→ Given task
Set down the data below without change, skipping the pictures it holds.

Data excerpts
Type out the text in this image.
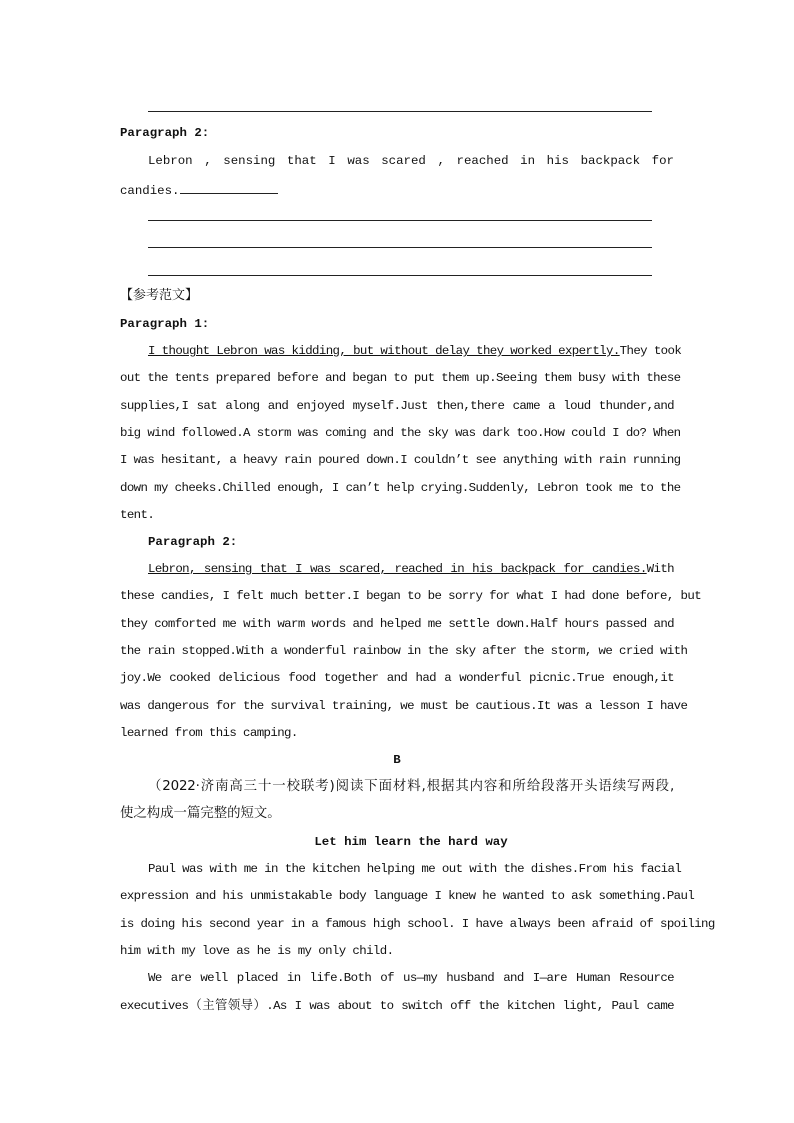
Paragraph 2:
Lebron , sensing that I was scared , reached in his backpack for
candies.
【参考范文】
Paragraph 1:
I thought Lebron was kidding, but without delay they worked expertly.They took
out the tents prepared before and began to put them up.Seeing them busy with these
supplies,I sat along and enjoyed myself.Just then,there came a loud thunder,and
big wind followed.A storm was coming and the sky was dark too.How could I do? When
I was hesitant, a heavy rain poured down.I couldn’t see anything with rain running
down my cheeks.Chilled enough, I can’t help crying.Suddenly, Lebron took me to the
tent.
Paragraph 2:
Lebron, sensing that I was scared, reached in his backpack for candies.With
these candies, I felt much better.I began to be sorry for what I had done before, but
they comforted me with warm words and helped me settle down.Half hours passed and
the rain stopped.With a wonderful rainbow in the sky after the storm, we cried with
joy.We cooked delicious food together and had a wonderful picnic.True enough,it
was dangerous for the survival training, we must be cautious.It was a lesson I have
learned from this camping.
B
（2022·济南高三十一校联考)阅读下面材料,根据其内容和所给段落开头语续写两段,
使之构成一篇完整的短文。
Let him learn the hard way
Paul was with me in the kitchen helping me out with the dishes.From his facial
expression and his unmistakable body language I knew he wanted to ask something.Paul
is doing his second year in a famous high school. I have always been afraid of spoiling
him with my love as he is my only child.
We are well placed in life.Both of us—my husband and I—are Human Resource
executives（主管领导）.As I was about to switch off the kitchen light, Paul came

→ Output for this task
Type out the text in this image.
Paragraph 2:
Lebron , sensing that I was scared , reached in his backpack for
candies.
【参考范文】
Paragraph 1:
I thought Lebron was kidding, but without delay they worked expertly.They took
out the tents prepared before and began to put them up.Seeing them busy with these
supplies,I sat along and enjoyed myself.Just then,there came a loud thunder,and
big wind followed.A storm was coming and the sky was dark too.How could I do? When
I was hesitant, a heavy rain poured down.I couldn’t see anything with rain running
down my cheeks.Chilled enough, I can’t help crying.Suddenly, Lebron took me to the
tent.
Paragraph 2:
Lebron, sensing that I was scared, reached in his backpack for candies.With
these candies, I felt much better.I began to be sorry for what I had done before, but
they comforted me with warm words and helped me settle down.Half hours passed and
the rain stopped.With a wonderful rainbow in the sky after the storm, we cried with
joy.We cooked delicious food together and had a wonderful picnic.True enough,it
was dangerous for the survival training, we must be cautious.It was a lesson I have
learned from this camping.
B
（2022·济南高三十一校联考)阅读下面材料,根据其内容和所给段落开头语续写两段,
使之构成一篇完整的短文。
Let him learn the hard way
Paul was with me in the kitchen helping me out with the dishes.From his facial
expression and his unmistakable body language I knew he wanted to ask something.Paul
is doing his second year in a famous high school. I have always been afraid of spoiling
him with my love as he is my only child.
We are well placed in life.Both of us—my husband and I—are Human Resource
executives（主管领导）.As I was about to switch off the kitchen light, Paul came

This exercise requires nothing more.